• Aim of the exercise
Go through the data below. Pull out every line that has the word "content".

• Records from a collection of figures
■ ■ ■ ■

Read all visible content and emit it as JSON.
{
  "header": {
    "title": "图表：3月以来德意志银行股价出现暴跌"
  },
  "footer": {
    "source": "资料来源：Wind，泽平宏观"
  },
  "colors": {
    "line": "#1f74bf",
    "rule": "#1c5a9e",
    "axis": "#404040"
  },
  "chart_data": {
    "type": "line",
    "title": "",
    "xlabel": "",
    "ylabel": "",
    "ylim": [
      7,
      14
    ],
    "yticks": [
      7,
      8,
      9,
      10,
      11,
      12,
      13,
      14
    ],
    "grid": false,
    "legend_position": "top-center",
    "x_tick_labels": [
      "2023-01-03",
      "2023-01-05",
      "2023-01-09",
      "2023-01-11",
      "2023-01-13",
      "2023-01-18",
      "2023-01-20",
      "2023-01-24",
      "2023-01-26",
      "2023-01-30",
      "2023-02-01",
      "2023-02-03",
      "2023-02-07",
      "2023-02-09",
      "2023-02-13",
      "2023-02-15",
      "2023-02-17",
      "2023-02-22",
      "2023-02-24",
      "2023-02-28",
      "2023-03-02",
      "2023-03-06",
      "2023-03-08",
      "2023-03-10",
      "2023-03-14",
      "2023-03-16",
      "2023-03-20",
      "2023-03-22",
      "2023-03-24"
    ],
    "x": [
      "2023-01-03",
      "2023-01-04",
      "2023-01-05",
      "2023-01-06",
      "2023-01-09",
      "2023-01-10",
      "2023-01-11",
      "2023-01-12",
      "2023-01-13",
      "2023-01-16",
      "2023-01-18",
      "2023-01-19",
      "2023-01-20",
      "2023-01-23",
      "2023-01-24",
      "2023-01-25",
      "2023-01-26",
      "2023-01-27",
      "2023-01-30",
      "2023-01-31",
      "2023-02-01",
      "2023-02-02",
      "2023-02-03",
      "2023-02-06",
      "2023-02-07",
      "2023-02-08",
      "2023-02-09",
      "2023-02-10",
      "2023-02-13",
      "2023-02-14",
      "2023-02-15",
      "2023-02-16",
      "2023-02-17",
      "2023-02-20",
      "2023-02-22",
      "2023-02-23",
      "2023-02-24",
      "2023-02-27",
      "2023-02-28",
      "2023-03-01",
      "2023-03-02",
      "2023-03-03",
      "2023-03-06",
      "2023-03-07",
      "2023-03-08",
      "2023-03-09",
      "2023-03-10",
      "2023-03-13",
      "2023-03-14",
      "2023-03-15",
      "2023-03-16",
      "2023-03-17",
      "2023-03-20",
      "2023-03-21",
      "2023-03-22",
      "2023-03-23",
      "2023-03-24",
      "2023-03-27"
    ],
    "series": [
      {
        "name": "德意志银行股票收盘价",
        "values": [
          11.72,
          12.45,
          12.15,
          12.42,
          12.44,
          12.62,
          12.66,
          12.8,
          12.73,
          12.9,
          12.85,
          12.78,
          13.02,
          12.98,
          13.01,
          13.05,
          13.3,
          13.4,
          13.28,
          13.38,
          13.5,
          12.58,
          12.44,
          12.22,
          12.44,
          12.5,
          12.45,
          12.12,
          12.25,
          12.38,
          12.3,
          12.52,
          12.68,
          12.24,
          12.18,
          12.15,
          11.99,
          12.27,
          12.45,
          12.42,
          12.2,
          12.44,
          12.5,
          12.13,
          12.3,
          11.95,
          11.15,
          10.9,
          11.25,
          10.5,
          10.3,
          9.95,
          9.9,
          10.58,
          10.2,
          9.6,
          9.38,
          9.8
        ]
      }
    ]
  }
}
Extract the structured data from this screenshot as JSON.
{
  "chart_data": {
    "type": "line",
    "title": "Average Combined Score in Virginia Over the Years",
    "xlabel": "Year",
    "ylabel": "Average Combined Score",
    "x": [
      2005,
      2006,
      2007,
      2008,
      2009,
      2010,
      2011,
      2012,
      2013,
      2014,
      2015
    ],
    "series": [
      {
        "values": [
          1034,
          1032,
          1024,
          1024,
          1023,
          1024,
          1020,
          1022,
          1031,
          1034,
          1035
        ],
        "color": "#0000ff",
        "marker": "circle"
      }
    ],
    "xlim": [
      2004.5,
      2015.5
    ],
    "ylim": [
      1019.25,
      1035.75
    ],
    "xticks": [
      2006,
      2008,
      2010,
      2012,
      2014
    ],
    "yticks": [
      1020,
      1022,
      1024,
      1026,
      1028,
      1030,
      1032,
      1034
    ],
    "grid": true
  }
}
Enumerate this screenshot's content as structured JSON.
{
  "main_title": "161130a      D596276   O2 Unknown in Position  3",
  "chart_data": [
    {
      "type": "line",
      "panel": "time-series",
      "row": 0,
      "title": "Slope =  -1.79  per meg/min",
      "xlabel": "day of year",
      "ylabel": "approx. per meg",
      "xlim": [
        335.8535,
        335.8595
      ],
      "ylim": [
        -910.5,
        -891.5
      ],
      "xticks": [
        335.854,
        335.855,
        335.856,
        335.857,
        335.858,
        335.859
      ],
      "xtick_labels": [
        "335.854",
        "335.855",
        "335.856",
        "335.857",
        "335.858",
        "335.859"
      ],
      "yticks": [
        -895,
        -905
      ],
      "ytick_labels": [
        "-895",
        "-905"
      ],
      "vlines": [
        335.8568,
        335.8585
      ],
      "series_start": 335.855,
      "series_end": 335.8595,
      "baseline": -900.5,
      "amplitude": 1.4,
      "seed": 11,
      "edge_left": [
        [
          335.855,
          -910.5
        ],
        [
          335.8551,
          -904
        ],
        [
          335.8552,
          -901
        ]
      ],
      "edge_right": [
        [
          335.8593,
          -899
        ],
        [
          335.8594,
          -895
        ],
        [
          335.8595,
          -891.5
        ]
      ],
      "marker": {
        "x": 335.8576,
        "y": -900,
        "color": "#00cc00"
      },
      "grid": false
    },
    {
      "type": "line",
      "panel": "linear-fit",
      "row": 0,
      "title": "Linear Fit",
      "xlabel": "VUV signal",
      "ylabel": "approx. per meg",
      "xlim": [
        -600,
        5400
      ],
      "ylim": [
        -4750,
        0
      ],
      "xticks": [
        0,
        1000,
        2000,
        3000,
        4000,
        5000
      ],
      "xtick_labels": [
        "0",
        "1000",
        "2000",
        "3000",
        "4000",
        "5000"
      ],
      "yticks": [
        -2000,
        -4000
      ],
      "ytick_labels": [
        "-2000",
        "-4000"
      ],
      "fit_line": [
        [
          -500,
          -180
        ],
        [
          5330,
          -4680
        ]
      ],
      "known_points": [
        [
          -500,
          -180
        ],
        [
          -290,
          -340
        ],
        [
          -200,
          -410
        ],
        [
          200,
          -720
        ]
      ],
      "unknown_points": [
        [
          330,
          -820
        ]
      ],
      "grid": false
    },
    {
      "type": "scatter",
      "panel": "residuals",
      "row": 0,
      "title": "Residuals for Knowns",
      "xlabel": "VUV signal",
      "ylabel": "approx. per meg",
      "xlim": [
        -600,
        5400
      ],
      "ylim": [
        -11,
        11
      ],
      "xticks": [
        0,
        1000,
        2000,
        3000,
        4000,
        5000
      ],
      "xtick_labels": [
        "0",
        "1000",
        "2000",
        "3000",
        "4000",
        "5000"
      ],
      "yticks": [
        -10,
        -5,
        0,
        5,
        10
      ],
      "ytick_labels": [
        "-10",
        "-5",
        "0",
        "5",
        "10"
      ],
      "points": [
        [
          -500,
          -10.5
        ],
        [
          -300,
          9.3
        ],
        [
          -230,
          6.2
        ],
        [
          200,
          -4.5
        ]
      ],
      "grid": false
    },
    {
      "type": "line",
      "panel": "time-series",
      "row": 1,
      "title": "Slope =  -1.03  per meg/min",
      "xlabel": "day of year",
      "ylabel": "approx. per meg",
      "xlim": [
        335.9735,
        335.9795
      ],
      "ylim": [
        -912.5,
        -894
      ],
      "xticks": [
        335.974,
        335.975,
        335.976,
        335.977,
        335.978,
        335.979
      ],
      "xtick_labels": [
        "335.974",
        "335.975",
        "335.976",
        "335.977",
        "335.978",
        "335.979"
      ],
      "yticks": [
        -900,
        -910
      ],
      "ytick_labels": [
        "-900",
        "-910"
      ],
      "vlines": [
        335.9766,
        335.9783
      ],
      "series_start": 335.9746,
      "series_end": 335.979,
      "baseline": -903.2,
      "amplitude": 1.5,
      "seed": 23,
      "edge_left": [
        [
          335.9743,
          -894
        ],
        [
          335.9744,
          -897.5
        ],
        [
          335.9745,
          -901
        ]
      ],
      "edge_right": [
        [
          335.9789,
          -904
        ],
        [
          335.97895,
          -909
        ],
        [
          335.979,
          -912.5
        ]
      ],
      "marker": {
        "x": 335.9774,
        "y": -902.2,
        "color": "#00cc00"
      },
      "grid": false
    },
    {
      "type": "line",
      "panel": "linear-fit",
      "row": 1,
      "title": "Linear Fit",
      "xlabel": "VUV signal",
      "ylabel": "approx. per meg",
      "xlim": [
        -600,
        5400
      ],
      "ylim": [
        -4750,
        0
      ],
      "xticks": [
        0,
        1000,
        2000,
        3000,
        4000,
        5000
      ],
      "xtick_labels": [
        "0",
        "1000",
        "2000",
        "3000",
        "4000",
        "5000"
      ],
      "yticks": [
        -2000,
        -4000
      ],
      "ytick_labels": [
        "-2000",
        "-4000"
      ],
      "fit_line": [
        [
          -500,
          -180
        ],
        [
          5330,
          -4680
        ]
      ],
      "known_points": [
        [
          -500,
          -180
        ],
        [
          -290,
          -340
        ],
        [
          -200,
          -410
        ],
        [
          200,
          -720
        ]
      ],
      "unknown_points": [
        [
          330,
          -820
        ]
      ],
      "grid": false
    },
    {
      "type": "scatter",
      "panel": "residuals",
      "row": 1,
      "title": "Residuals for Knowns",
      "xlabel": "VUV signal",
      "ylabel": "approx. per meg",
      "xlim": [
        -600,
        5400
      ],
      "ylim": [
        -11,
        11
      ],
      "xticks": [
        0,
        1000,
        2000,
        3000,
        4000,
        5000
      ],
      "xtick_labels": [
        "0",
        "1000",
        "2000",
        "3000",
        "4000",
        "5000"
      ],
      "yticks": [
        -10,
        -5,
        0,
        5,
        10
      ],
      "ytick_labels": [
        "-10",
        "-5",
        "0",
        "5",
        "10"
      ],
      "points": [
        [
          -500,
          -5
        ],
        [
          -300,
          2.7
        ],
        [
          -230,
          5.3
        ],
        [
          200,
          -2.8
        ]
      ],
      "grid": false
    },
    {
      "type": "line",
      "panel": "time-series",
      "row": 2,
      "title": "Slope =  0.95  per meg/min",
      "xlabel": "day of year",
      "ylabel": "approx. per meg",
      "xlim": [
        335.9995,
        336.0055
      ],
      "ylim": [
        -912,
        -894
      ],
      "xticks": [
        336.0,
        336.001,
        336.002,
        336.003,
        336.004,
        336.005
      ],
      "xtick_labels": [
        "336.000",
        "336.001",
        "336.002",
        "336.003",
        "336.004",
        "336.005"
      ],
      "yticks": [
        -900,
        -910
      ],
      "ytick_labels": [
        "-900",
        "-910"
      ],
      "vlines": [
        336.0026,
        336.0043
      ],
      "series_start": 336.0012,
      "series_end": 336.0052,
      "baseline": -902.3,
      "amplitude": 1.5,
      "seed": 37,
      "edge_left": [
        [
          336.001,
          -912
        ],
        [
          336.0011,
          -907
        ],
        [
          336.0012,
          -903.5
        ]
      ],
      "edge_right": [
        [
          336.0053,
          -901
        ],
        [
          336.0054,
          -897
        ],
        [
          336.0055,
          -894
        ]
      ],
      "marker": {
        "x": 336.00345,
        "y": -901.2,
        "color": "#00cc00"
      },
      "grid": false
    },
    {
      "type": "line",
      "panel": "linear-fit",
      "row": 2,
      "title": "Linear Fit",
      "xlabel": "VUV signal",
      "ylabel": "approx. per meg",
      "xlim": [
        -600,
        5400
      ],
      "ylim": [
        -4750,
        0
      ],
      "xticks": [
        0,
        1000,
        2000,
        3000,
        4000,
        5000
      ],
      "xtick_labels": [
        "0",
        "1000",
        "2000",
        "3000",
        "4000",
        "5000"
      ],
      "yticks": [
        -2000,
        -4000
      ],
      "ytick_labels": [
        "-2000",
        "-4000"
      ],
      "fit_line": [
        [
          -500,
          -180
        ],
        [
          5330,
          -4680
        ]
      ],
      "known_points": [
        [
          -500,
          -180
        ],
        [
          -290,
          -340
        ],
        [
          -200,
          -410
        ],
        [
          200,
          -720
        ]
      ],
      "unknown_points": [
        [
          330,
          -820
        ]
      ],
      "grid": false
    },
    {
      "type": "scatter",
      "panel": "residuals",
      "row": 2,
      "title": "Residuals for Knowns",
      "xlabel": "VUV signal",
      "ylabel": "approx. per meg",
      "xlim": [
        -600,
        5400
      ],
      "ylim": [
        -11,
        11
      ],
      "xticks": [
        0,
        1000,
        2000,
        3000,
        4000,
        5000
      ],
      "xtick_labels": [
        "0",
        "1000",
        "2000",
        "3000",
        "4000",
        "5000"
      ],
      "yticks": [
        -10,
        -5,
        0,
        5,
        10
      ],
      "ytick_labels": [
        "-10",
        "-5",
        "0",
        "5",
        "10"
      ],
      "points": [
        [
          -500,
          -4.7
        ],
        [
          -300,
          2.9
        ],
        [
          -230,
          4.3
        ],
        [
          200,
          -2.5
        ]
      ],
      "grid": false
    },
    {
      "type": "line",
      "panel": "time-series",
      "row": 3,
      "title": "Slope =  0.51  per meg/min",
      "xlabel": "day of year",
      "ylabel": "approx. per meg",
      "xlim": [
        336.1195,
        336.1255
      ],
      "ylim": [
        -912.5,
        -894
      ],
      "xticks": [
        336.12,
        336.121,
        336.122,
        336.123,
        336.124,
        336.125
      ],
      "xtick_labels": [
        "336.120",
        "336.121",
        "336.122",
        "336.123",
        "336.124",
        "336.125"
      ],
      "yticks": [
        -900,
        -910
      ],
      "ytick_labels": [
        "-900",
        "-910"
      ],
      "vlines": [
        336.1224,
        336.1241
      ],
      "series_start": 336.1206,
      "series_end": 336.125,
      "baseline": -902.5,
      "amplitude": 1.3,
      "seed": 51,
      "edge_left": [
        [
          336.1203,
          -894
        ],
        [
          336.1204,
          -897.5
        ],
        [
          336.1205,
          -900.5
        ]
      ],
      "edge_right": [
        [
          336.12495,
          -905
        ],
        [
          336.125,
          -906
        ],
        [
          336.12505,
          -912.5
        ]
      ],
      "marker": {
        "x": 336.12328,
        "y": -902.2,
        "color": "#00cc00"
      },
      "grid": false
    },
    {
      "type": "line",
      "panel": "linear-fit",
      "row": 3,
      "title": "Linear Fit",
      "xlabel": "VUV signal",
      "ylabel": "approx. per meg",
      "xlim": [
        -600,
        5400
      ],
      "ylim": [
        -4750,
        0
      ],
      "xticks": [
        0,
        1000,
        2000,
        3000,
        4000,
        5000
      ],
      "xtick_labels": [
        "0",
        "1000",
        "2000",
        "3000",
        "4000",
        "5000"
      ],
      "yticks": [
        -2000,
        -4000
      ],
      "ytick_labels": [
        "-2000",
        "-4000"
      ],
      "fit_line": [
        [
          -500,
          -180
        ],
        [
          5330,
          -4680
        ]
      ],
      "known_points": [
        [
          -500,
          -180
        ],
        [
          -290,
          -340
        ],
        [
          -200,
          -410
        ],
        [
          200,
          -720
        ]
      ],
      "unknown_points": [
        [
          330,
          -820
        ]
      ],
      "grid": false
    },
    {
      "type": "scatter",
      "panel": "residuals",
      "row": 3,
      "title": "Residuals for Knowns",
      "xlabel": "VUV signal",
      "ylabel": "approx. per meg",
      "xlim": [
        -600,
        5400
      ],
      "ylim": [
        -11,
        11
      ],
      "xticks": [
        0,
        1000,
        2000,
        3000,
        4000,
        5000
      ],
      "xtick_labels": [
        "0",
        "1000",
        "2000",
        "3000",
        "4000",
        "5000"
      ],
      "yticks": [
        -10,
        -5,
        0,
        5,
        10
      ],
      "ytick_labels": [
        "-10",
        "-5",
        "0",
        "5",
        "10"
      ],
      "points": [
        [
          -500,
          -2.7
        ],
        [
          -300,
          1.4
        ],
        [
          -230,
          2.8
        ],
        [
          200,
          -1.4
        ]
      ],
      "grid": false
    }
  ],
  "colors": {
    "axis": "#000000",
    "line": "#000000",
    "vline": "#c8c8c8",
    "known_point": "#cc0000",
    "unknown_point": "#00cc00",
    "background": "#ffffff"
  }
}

■ ■ ■ ■

• Result of this task
Read all visible content and emit it as JSON.
Enumerate this screenshot's content as structured JSON.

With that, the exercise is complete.